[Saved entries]
------------------------------------------------------------
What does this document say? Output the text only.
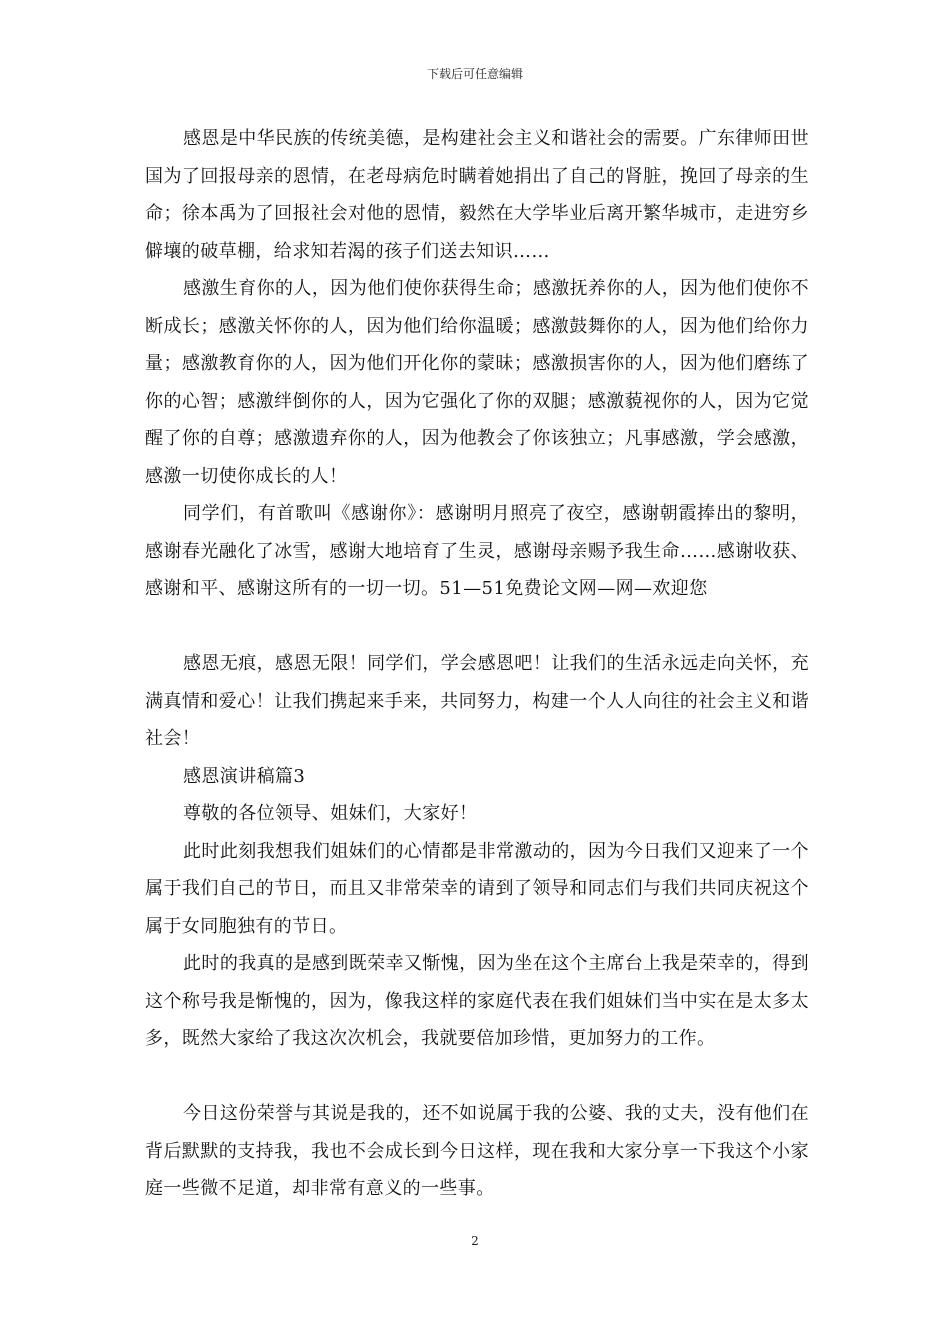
下载后可任意编辑

感恩是中华民族的传统美德，是构建社会主义和谐社会的需要。广东律师田世国为了回报母亲的恩情，在老母病危时瞒着她捐出了自己的肾脏，挽回了母亲的生命；徐本禹为了回报社会对他的恩情，毅然在大学毕业后离开繁华城市，走进穷乡僻壤的破草棚，给求知若渴的孩子们送去知识……

感激生育你的人，因为他们使你获得生命；感激抚养你的人，因为他们使你不断成长；感激关怀你的人，因为他们给你温暖；感激鼓舞你的人，因为他们给你力量；感激教育你的人，因为他们开化你的蒙昧；感激损害你的人，因为他们磨练了你的心智；感激绊倒你的人，因为它强化了你的双腿；感激藐视你的人，因为它觉醒了你的自尊；感激遗弃你的人，因为他教会了你该独立；凡事感激，学会感激，感激一切使你成长的人！

同学们，有首歌叫《感谢你》：感谢明月照亮了夜空，感谢朝霞捧出的黎明，感谢春光融化了冰雪，感谢大地培育了生灵，感谢母亲赐予我生命……感谢收获、感谢和平、感谢这所有的一切一切。51—51免费论文网—网—欢迎您

感恩无痕，感恩无限！同学们，学会感恩吧！让我们的生活永远走向关怀，充满真情和爱心！让我们携起来手来，共同努力，构建一个人人向往的社会主义和谐社会！

感恩演讲稿篇3

尊敬的各位领导、姐妹们，大家好！

此时此刻我想我们姐妹们的心情都是非常激动的，因为今日我们又迎来了一个属于我们自己的节日，而且又非常荣幸的请到了领导和同志们与我们共同庆祝这个属于女同胞独有的节日。

此时的我真的是感到既荣幸又惭愧，因为坐在这个主席台上我是荣幸的，得到这个称号我是惭愧的，因为，像我这样的家庭代表在我们姐妹们当中实在是太多太多，既然大家给了我这次次机会，我就要倍加珍惜，更加努力的工作。

今日这份荣誉与其说是我的，还不如说属于我的公婆、我的丈夫，没有他们在背后默默的支持我，我也不会成长到今日这样，现在我和大家分享一下我这个小家庭一些微不足道，却非常有意义的一些事。

2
------------------------------------------------------------
▸ SET TASK: In your copy, repeat each record exactly and include no pictures.

▸ WORKED ANSWER:
What does this document say? Output the text only.
下载后可任意编辑

感恩是中华民族的传统美德，是构建社会主义和谐社会的需要。广东律师田世国为了回报母亲的恩情，在老母病危时瞒着她捐出了自己的肾脏，挽回了母亲的生命；徐本禹为了回报社会对他的恩情，毅然在大学毕业后离开繁华城市，走进穷乡僻壤的破草棚，给求知若渴的孩子们送去知识……

感激生育你的人，因为他们使你获得生命；感激抚养你的人，因为他们使你不断成长；感激关怀你的人，因为他们给你温暖；感激鼓舞你的人，因为他们给你力量；感激教育你的人，因为他们开化你的蒙昧；感激损害你的人，因为他们磨练了你的心智；感激绊倒你的人，因为它强化了你的双腿；感激藐视你的人，因为它觉醒了你的自尊；感激遗弃你的人，因为他教会了你该独立；凡事感激，学会感激，感激一切使你成长的人！

同学们，有首歌叫《感谢你》：感谢明月照亮了夜空，感谢朝霞捧出的黎明，感谢春光融化了冰雪，感谢大地培育了生灵，感谢母亲赐予我生命……感谢收获、感谢和平、感谢这所有的一切一切。51—51免费论文网—网—欢迎您

感恩无痕，感恩无限！同学们，学会感恩吧！让我们的生活永远走向关怀，充满真情和爱心！让我们携起来手来，共同努力，构建一个人人向往的社会主义和谐社会！

感恩演讲稿篇3

尊敬的各位领导、姐妹们，大家好！

此时此刻我想我们姐妹们的心情都是非常激动的，因为今日我们又迎来了一个属于我们自己的节日，而且又非常荣幸的请到了领导和同志们与我们共同庆祝这个属于女同胞独有的节日。

此时的我真的是感到既荣幸又惭愧，因为坐在这个主席台上我是荣幸的，得到这个称号我是惭愧的，因为，像我这样的家庭代表在我们姐妹们当中实在是太多太多，既然大家给了我这次次机会，我就要倍加珍惜，更加努力的工作。

今日这份荣誉与其说是我的，还不如说属于我的公婆、我的丈夫，没有他们在背后默默的支持我，我也不会成长到今日这样，现在我和大家分享一下我这个小家庭一些微不足道，却非常有意义的一些事。

2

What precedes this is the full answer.